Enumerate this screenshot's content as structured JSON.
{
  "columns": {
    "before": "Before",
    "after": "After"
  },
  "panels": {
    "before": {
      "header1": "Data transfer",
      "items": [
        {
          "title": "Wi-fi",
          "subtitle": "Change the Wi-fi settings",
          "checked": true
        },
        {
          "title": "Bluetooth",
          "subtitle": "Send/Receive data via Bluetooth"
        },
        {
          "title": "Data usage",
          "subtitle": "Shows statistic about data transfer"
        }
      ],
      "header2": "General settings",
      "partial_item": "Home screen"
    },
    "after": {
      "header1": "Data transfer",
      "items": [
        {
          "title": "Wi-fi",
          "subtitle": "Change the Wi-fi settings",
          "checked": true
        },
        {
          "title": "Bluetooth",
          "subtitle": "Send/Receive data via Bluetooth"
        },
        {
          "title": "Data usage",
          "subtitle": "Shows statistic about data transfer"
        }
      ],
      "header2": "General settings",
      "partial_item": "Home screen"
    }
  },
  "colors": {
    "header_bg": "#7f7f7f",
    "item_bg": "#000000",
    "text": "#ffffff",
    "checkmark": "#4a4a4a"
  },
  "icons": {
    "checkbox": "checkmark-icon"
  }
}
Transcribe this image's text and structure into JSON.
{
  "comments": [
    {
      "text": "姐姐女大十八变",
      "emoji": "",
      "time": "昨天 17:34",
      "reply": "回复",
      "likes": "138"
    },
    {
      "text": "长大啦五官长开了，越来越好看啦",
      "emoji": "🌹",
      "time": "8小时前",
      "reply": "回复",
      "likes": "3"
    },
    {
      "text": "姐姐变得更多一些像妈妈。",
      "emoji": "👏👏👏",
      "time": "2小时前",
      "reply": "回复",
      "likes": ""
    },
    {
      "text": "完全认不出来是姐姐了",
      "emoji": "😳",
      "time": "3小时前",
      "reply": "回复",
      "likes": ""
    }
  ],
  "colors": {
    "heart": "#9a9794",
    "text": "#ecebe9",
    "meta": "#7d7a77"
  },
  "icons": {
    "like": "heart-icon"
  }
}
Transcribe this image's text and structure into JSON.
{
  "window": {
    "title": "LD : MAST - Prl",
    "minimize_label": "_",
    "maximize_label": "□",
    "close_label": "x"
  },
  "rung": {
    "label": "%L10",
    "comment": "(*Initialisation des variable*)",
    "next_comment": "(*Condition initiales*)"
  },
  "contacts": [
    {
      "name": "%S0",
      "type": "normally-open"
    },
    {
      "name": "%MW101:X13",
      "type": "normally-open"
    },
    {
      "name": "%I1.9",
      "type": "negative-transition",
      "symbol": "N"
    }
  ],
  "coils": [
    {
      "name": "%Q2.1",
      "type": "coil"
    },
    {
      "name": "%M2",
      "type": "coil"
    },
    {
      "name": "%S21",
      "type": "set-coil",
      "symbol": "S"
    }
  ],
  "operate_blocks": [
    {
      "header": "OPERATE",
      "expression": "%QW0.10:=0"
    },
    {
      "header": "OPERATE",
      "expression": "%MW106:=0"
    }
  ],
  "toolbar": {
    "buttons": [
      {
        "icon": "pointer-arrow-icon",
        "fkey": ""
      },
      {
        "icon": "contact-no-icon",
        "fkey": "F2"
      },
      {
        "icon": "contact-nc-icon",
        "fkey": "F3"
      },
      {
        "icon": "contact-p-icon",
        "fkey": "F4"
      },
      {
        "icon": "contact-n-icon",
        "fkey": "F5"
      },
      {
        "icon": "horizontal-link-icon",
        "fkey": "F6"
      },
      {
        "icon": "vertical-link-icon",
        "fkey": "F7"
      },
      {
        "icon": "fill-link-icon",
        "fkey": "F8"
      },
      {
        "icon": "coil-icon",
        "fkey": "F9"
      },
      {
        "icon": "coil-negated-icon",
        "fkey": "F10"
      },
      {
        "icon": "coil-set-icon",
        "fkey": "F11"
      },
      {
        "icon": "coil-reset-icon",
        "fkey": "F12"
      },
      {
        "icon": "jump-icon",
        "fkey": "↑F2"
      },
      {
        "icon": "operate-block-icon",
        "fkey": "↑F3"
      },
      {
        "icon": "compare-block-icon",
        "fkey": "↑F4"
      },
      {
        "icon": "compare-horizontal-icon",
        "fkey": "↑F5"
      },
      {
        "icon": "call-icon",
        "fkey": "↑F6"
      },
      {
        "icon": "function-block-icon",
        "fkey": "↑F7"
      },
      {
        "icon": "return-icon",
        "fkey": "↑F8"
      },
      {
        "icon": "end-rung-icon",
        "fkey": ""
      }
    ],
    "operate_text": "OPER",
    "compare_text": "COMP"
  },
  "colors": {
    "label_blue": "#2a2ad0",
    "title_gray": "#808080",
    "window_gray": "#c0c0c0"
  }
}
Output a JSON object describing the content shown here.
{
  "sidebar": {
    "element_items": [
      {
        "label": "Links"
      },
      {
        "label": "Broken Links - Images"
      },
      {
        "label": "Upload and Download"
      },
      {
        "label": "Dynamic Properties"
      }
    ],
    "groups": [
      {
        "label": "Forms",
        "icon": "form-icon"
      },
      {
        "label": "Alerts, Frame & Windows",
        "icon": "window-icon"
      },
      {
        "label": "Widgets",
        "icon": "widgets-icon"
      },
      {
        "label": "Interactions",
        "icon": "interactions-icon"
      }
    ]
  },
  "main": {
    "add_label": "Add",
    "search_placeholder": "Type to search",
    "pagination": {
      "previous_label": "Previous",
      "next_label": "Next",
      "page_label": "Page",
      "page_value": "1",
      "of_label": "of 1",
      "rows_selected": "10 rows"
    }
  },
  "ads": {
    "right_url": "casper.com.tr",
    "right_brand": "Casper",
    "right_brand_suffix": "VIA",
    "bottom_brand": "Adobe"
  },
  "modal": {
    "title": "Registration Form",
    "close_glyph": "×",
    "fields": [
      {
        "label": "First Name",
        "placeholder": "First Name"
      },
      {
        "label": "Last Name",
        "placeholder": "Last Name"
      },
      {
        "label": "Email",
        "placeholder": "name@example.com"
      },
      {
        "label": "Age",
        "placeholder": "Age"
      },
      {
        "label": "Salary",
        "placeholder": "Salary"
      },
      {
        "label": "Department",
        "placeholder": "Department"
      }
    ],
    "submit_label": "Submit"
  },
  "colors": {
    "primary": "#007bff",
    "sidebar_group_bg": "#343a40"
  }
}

○ ○ ○ ○

WRITTEN REQUEST:
Copy out each line of the data containing the string "Last".

WRITTEN SOLUTION:
        "label": "Last Name",
        "placeholder": "Last Name"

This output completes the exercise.